| Problem to work on |
Quote the records in full and leave their pictures out.

| Rows from a figure dataset |

>> START

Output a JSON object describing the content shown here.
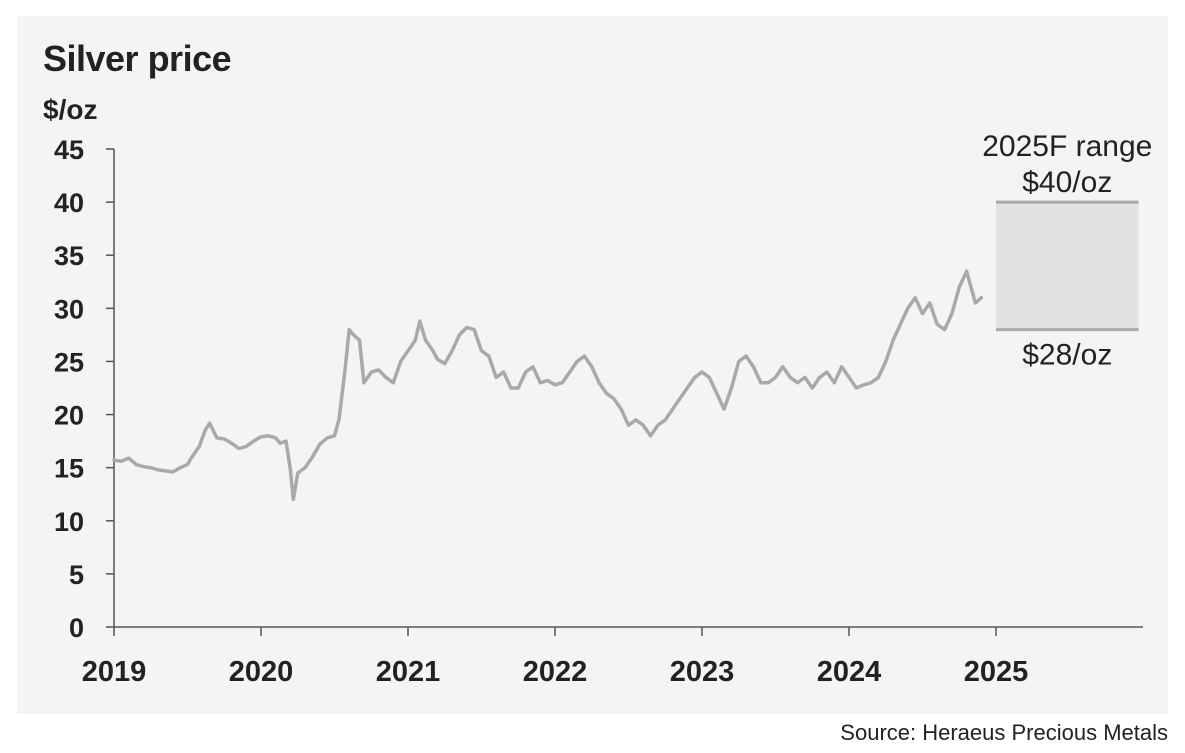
{
  "chart_data": {
    "type": "line",
    "title": "Silver price",
    "ylabel": "$/oz",
    "source": "Source: Heraeus Precious Metals",
    "ylim": [
      0,
      45
    ],
    "yticks": [
      "0",
      "5",
      "10",
      "15",
      "20",
      "25",
      "30",
      "35",
      "40",
      "45"
    ],
    "xlim": [
      2019,
      2026
    ],
    "xticks": [
      "2019",
      "2020",
      "2021",
      "2022",
      "2023",
      "2024",
      "2025"
    ],
    "grid": false,
    "colors": {
      "line": "#a9a9a9",
      "band": "#e2e2e2",
      "band_edge": "#a9a9a9",
      "axis": "#555555"
    },
    "series": [
      {
        "x": [
          2019.0,
          2019.05,
          2019.1,
          2019.15,
          2019.2,
          2019.25,
          2019.3,
          2019.35,
          2019.4,
          2019.45,
          2019.5,
          2019.53,
          2019.58,
          2019.62,
          2019.65,
          2019.7,
          2019.75,
          2019.8,
          2019.85,
          2019.9,
          2019.95,
          2020.0,
          2020.05,
          2020.1,
          2020.13,
          2020.17,
          2020.2,
          2020.22,
          2020.25,
          2020.3,
          2020.35,
          2020.4,
          2020.45,
          2020.5,
          2020.53,
          2020.57,
          2020.6,
          2020.63,
          2020.67,
          2020.7,
          2020.75,
          2020.8,
          2020.85,
          2020.9,
          2020.95,
          2021.0,
          2021.05,
          2021.08,
          2021.12,
          2021.17,
          2021.2,
          2021.25,
          2021.3,
          2021.35,
          2021.4,
          2021.45,
          2021.5,
          2021.55,
          2021.6,
          2021.65,
          2021.7,
          2021.75,
          2021.8,
          2021.85,
          2021.9,
          2021.95,
          2022.0,
          2022.05,
          2022.1,
          2022.15,
          2022.2,
          2022.25,
          2022.3,
          2022.35,
          2022.4,
          2022.45,
          2022.5,
          2022.55,
          2022.6,
          2022.65,
          2022.7,
          2022.75,
          2022.8,
          2022.85,
          2022.9,
          2022.95,
          2023.0,
          2023.05,
          2023.1,
          2023.15,
          2023.2,
          2023.25,
          2023.3,
          2023.35,
          2023.4,
          2023.45,
          2023.5,
          2023.55,
          2023.6,
          2023.65,
          2023.7,
          2023.75,
          2023.8,
          2023.85,
          2023.9,
          2023.95,
          2024.0,
          2024.05,
          2024.1,
          2024.15,
          2024.2,
          2024.25,
          2024.3,
          2024.35,
          2024.4,
          2024.45,
          2024.5,
          2024.55,
          2024.6,
          2024.65,
          2024.7,
          2024.75,
          2024.8,
          2024.83,
          2024.86,
          2024.9
        ],
        "y": [
          15.7,
          15.6,
          15.9,
          15.3,
          15.1,
          15.0,
          14.8,
          14.7,
          14.6,
          15.0,
          15.3,
          16.0,
          17.0,
          18.5,
          19.2,
          17.8,
          17.7,
          17.3,
          16.8,
          17.0,
          17.5,
          17.9,
          18.0,
          17.8,
          17.3,
          17.5,
          14.8,
          12.0,
          14.5,
          15.0,
          16.0,
          17.2,
          17.8,
          18.0,
          19.5,
          24.0,
          28.0,
          27.5,
          27.0,
          23.0,
          24.0,
          24.2,
          23.5,
          23.0,
          25.0,
          26.0,
          27.0,
          28.8,
          27.0,
          26.0,
          25.2,
          24.8,
          26.0,
          27.5,
          28.2,
          28.0,
          26.0,
          25.5,
          23.5,
          24.0,
          22.5,
          22.5,
          24.0,
          24.5,
          23.0,
          23.2,
          22.8,
          23.0,
          24.0,
          25.0,
          25.5,
          24.5,
          23.0,
          22.0,
          21.5,
          20.5,
          19.0,
          19.5,
          19.0,
          18.0,
          19.0,
          19.5,
          20.5,
          21.5,
          22.5,
          23.5,
          24.0,
          23.5,
          22.0,
          20.5,
          22.5,
          25.0,
          25.5,
          24.5,
          23.0,
          23.0,
          23.5,
          24.5,
          23.5,
          23.0,
          23.5,
          22.5,
          23.5,
          24.0,
          23.0,
          24.5,
          23.5,
          22.5,
          22.8,
          23.0,
          23.5,
          25.0,
          27.0,
          28.5,
          30.0,
          31.0,
          29.5,
          30.5,
          28.5,
          28.0,
          29.5,
          32.0,
          33.5,
          32.0,
          30.5,
          31.0
        ]
      }
    ],
    "forecast": {
      "label": "2025F range",
      "high": 40,
      "low": 28,
      "high_label": "$40/oz",
      "low_label": "$28/oz",
      "x_start": 2025.0,
      "x_end": 2025.97
    }
  }
}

>> END

| Final answer |
Output a JSON object describing the content shown here.
{
  "chart_data": {
    "type": "line",
    "title": "Silver price",
    "ylabel": "$/oz",
    "source": "Source: Heraeus Precious Metals",
    "ylim": [
      0,
      45
    ],
    "yticks": [
      "0",
      "5",
      "10",
      "15",
      "20",
      "25",
      "30",
      "35",
      "40",
      "45"
    ],
    "xlim": [
      2019,
      2026
    ],
    "xticks": [
      "2019",
      "2020",
      "2021",
      "2022",
      "2023",
      "2024",
      "2025"
    ],
    "grid": false,
    "colors": {
      "line": "#a9a9a9",
      "band": "#e2e2e2",
      "band_edge": "#a9a9a9",
      "axis": "#555555"
    },
    "series": [
      {
        "x": [
          2019.0,
          2019.05,
          2019.1,
          2019.15,
          2019.2,
          2019.25,
          2019.3,
          2019.35,
          2019.4,
          2019.45,
          2019.5,
          2019.53,
          2019.58,
          2019.62,
          2019.65,
          2019.7,
          2019.75,
          2019.8,
          2019.85,
          2019.9,
          2019.95,
          2020.0,
          2020.05,
          2020.1,
          2020.13,
          2020.17,
          2020.2,
          2020.22,
          2020.25,
          2020.3,
          2020.35,
          2020.4,
          2020.45,
          2020.5,
          2020.53,
          2020.57,
          2020.6,
          2020.63,
          2020.67,
          2020.7,
          2020.75,
          2020.8,
          2020.85,
          2020.9,
          2020.95,
          2021.0,
          2021.05,
          2021.08,
          2021.12,
          2021.17,
          2021.2,
          2021.25,
          2021.3,
          2021.35,
          2021.4,
          2021.45,
          2021.5,
          2021.55,
          2021.6,
          2021.65,
          2021.7,
          2021.75,
          2021.8,
          2021.85,
          2021.9,
          2021.95,
          2022.0,
          2022.05,
          2022.1,
          2022.15,
          2022.2,
          2022.25,
          2022.3,
          2022.35,
          2022.4,
          2022.45,
          2022.5,
          2022.55,
          2022.6,
          2022.65,
          2022.7,
          2022.75,
          2022.8,
          2022.85,
          2022.9,
          2022.95,
          2023.0,
          2023.05,
          2023.1,
          2023.15,
          2023.2,
          2023.25,
          2023.3,
          2023.35,
          2023.4,
          2023.45,
          2023.5,
          2023.55,
          2023.6,
          2023.65,
          2023.7,
          2023.75,
          2023.8,
          2023.85,
          2023.9,
          2023.95,
          2024.0,
          2024.05,
          2024.1,
          2024.15,
          2024.2,
          2024.25,
          2024.3,
          2024.35,
          2024.4,
          2024.45,
          2024.5,
          2024.55,
          2024.6,
          2024.65,
          2024.7,
          2024.75,
          2024.8,
          2024.83,
          2024.86,
          2024.9
        ],
        "y": [
          15.7,
          15.6,
          15.9,
          15.3,
          15.1,
          15.0,
          14.8,
          14.7,
          14.6,
          15.0,
          15.3,
          16.0,
          17.0,
          18.5,
          19.2,
          17.8,
          17.7,
          17.3,
          16.8,
          17.0,
          17.5,
          17.9,
          18.0,
          17.8,
          17.3,
          17.5,
          14.8,
          12.0,
          14.5,
          15.0,
          16.0,
          17.2,
          17.8,
          18.0,
          19.5,
          24.0,
          28.0,
          27.5,
          27.0,
          23.0,
          24.0,
          24.2,
          23.5,
          23.0,
          25.0,
          26.0,
          27.0,
          28.8,
          27.0,
          26.0,
          25.2,
          24.8,
          26.0,
          27.5,
          28.2,
          28.0,
          26.0,
          25.5,
          23.5,
          24.0,
          22.5,
          22.5,
          24.0,
          24.5,
          23.0,
          23.2,
          22.8,
          23.0,
          24.0,
          25.0,
          25.5,
          24.5,
          23.0,
          22.0,
          21.5,
          20.5,
          19.0,
          19.5,
          19.0,
          18.0,
          19.0,
          19.5,
          20.5,
          21.5,
          22.5,
          23.5,
          24.0,
          23.5,
          22.0,
          20.5,
          22.5,
          25.0,
          25.5,
          24.5,
          23.0,
          23.0,
          23.5,
          24.5,
          23.5,
          23.0,
          23.5,
          22.5,
          23.5,
          24.0,
          23.0,
          24.5,
          23.5,
          22.5,
          22.8,
          23.0,
          23.5,
          25.0,
          27.0,
          28.5,
          30.0,
          31.0,
          29.5,
          30.5,
          28.5,
          28.0,
          29.5,
          32.0,
          33.5,
          32.0,
          30.5,
          31.0
        ]
      }
    ],
    "forecast": {
      "label": "2025F range",
      "high": 40,
      "low": 28,
      "high_label": "$40/oz",
      "low_label": "$28/oz",
      "x_start": 2025.0,
      "x_end": 2025.97
    }
  }
}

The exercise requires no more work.